-- Items --
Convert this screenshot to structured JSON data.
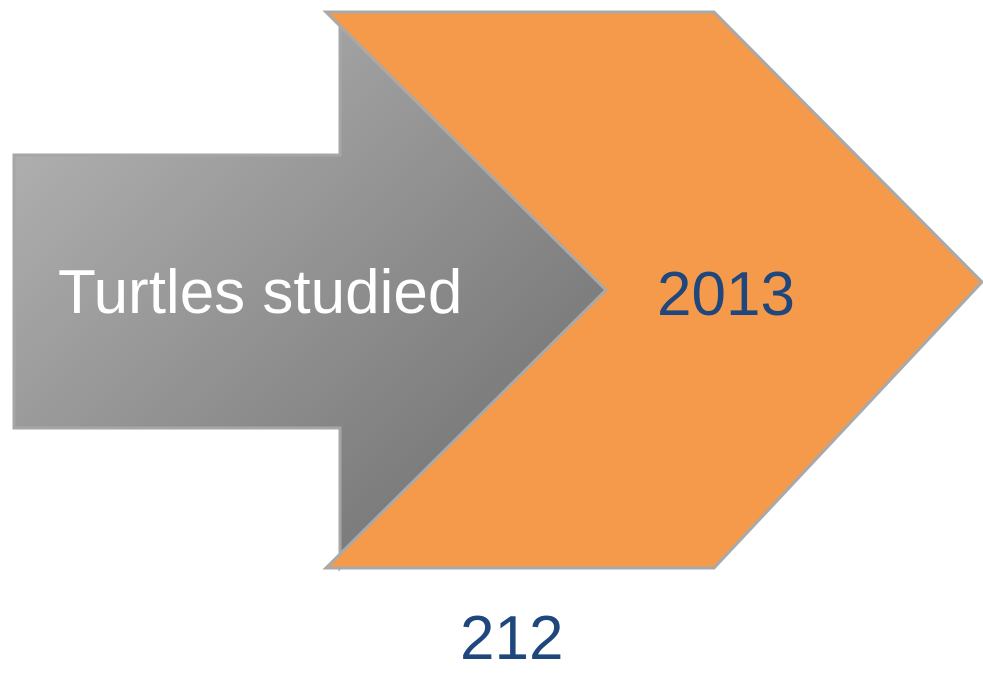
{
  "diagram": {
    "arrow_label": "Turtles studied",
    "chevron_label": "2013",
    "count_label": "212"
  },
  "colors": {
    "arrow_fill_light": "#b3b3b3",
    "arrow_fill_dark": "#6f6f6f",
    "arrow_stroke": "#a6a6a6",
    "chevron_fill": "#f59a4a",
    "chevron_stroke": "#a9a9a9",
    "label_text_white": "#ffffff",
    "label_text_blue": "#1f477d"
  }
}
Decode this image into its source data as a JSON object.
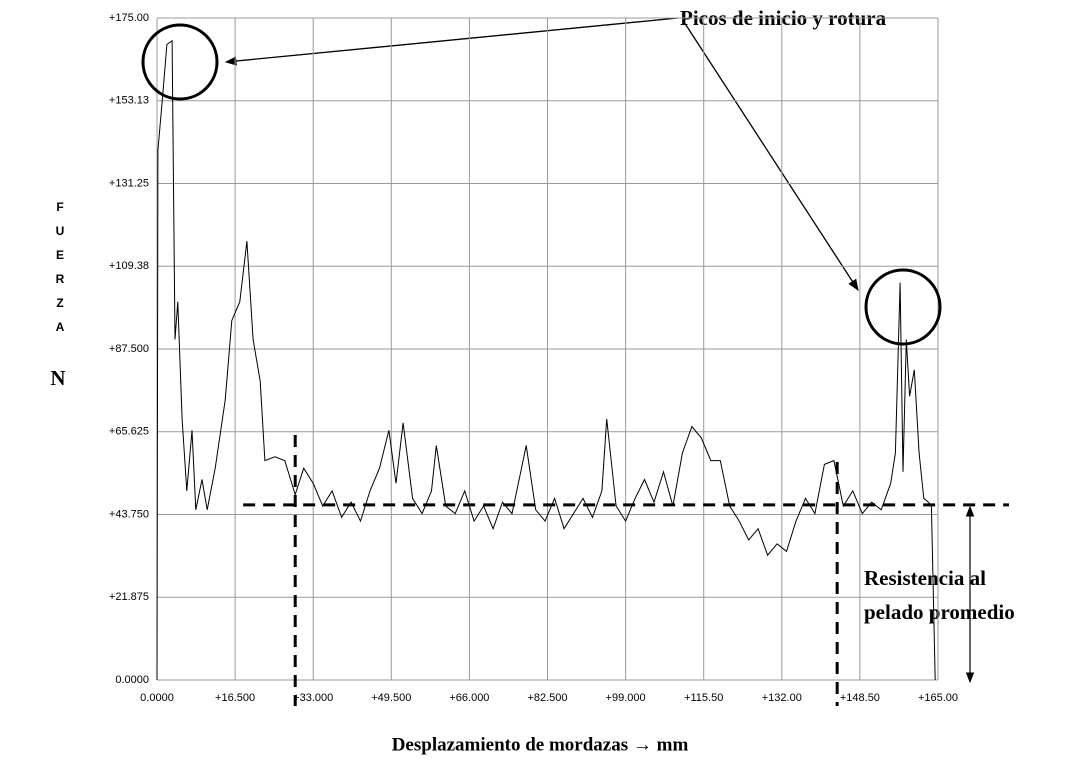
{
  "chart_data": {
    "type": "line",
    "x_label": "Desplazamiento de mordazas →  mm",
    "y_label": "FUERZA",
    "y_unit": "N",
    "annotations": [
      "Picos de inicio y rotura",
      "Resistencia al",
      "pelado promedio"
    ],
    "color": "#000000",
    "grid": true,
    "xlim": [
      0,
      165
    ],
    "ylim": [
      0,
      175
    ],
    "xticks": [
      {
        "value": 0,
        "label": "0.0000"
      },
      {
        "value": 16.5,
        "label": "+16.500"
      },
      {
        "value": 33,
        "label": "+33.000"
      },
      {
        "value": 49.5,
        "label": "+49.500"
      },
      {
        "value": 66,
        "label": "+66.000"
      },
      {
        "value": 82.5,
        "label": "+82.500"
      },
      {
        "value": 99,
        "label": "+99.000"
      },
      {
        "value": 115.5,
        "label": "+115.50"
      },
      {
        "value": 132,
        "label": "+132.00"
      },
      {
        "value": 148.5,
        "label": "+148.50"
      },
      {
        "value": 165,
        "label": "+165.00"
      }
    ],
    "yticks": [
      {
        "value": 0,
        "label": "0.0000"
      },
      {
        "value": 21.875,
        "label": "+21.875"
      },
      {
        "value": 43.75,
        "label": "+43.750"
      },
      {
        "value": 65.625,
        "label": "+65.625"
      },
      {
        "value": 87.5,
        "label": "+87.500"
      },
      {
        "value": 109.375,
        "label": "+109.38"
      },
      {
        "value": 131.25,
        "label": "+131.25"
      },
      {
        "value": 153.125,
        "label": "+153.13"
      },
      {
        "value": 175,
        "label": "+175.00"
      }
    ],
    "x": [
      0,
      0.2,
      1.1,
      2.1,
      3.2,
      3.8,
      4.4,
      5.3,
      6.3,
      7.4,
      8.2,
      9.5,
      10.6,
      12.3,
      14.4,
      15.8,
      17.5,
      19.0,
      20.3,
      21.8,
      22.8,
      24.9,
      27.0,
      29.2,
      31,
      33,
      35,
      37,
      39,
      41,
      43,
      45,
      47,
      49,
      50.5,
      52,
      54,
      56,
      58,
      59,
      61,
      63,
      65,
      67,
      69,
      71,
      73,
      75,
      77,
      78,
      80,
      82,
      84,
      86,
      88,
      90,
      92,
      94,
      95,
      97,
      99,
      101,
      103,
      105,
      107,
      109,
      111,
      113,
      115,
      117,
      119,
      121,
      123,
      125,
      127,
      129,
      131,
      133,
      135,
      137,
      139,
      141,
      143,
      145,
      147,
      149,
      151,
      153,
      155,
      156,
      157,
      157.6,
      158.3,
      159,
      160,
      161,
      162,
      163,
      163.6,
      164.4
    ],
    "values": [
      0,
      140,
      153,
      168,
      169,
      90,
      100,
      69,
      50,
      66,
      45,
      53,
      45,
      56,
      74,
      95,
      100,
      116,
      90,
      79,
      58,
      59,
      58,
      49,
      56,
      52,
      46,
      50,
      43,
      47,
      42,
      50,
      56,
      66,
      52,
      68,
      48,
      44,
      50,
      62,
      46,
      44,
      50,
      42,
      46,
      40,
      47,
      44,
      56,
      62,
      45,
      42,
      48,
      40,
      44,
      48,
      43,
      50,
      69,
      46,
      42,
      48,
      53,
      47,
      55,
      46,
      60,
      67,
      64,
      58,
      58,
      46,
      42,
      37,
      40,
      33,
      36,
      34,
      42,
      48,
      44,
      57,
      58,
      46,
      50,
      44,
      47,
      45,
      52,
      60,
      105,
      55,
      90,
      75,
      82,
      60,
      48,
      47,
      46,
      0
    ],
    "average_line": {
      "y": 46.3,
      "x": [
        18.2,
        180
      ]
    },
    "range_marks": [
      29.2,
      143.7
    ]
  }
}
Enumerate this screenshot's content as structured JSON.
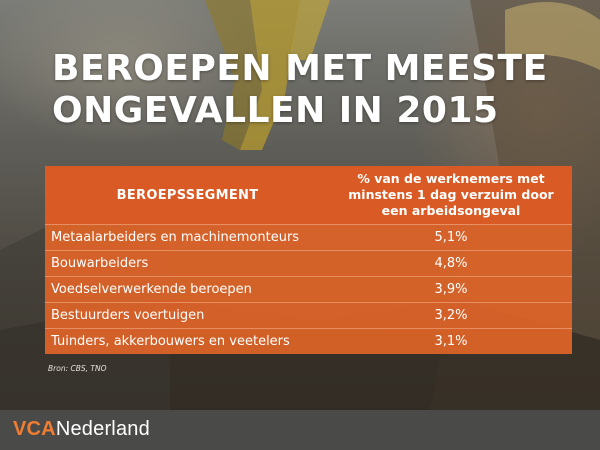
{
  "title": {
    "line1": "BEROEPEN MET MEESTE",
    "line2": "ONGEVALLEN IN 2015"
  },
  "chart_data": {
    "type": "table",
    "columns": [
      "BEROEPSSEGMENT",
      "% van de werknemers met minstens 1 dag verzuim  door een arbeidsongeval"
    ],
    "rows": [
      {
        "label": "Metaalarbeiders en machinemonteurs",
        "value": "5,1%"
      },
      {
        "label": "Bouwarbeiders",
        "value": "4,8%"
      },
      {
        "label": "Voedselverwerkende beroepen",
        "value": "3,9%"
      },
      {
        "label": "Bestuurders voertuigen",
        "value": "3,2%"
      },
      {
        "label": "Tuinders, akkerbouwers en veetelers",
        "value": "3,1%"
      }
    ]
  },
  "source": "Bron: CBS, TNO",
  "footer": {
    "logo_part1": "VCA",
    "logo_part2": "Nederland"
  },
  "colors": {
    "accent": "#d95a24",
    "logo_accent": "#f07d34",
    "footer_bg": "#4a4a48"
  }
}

-- Set problem --
Reproduce the lines of the listing exactly, starting at the one that contains "Enumerate this screenshot's" and continuing through the final line, but leave out the pictures.

-- Task solution --
Enumerate this screenshot's content as structured JSON.
{
  "title": {
    "line1": "BEROEPEN MET MEESTE",
    "line2": "ONGEVALLEN IN 2015"
  },
  "chart_data": {
    "type": "table",
    "columns": [
      "BEROEPSSEGMENT",
      "% van de werknemers met minstens 1 dag verzuim  door een arbeidsongeval"
    ],
    "rows": [
      {
        "label": "Metaalarbeiders en machinemonteurs",
        "value": "5,1%"
      },
      {
        "label": "Bouwarbeiders",
        "value": "4,8%"
      },
      {
        "label": "Voedselverwerkende beroepen",
        "value": "3,9%"
      },
      {
        "label": "Bestuurders voertuigen",
        "value": "3,2%"
      },
      {
        "label": "Tuinders, akkerbouwers en veetelers",
        "value": "3,1%"
      }
    ]
  },
  "source": "Bron: CBS, TNO",
  "footer": {
    "logo_part1": "VCA",
    "logo_part2": "Nederland"
  },
  "colors": {
    "accent": "#d95a24",
    "logo_accent": "#f07d34",
    "footer_bg": "#4a4a48"
  }
}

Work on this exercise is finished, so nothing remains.